• Written task
Write the count of lines that contain the word "this" and nothing else.

• Data for processing
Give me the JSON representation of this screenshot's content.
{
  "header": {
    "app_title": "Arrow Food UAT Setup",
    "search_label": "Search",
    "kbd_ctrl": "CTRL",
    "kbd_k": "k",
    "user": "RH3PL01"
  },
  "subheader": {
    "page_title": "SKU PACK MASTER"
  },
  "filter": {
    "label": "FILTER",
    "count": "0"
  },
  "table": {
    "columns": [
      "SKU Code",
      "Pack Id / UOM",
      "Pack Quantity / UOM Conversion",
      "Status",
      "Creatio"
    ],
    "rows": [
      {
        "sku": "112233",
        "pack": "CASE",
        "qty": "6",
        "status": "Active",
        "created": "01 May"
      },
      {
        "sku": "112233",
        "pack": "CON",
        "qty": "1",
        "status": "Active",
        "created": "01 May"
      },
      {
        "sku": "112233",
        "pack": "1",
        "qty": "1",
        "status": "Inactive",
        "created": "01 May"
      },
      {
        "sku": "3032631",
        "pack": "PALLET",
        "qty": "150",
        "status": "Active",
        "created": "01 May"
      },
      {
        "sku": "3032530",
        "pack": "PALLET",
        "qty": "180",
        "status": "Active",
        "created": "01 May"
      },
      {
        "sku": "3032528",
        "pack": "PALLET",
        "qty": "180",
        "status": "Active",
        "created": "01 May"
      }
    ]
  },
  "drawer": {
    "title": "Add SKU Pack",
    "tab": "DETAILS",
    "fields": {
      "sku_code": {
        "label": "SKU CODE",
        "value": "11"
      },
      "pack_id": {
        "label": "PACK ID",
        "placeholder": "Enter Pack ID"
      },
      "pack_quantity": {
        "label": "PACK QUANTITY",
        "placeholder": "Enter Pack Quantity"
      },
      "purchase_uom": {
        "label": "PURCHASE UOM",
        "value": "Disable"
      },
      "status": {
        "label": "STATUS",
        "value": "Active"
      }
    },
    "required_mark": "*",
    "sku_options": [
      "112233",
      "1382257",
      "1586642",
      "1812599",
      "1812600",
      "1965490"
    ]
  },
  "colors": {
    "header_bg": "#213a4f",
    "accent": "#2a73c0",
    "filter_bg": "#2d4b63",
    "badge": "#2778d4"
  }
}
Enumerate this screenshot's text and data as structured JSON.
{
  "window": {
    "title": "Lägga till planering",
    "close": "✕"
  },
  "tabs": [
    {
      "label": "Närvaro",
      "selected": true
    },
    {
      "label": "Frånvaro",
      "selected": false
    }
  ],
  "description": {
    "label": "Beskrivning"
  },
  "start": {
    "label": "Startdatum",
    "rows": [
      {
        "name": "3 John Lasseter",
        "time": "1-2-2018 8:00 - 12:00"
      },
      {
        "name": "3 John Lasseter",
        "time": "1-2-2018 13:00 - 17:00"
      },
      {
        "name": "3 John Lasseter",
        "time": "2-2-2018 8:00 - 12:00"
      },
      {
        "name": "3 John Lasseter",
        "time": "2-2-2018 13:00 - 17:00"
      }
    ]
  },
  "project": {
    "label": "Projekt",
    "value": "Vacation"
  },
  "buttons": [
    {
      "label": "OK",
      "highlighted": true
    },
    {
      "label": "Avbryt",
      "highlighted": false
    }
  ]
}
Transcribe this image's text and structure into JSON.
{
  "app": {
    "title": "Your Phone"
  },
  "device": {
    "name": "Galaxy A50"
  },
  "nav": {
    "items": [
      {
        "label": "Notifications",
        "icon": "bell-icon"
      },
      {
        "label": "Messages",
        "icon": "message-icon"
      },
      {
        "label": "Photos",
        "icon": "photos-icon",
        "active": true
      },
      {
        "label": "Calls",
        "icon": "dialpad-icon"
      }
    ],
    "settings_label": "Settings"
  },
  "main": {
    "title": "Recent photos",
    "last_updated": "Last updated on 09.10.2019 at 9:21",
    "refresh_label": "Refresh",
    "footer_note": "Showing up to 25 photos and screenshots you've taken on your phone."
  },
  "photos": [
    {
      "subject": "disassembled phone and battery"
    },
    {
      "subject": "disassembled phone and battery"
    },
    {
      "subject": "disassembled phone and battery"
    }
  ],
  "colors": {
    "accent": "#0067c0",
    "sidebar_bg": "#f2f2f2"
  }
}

• The reply
3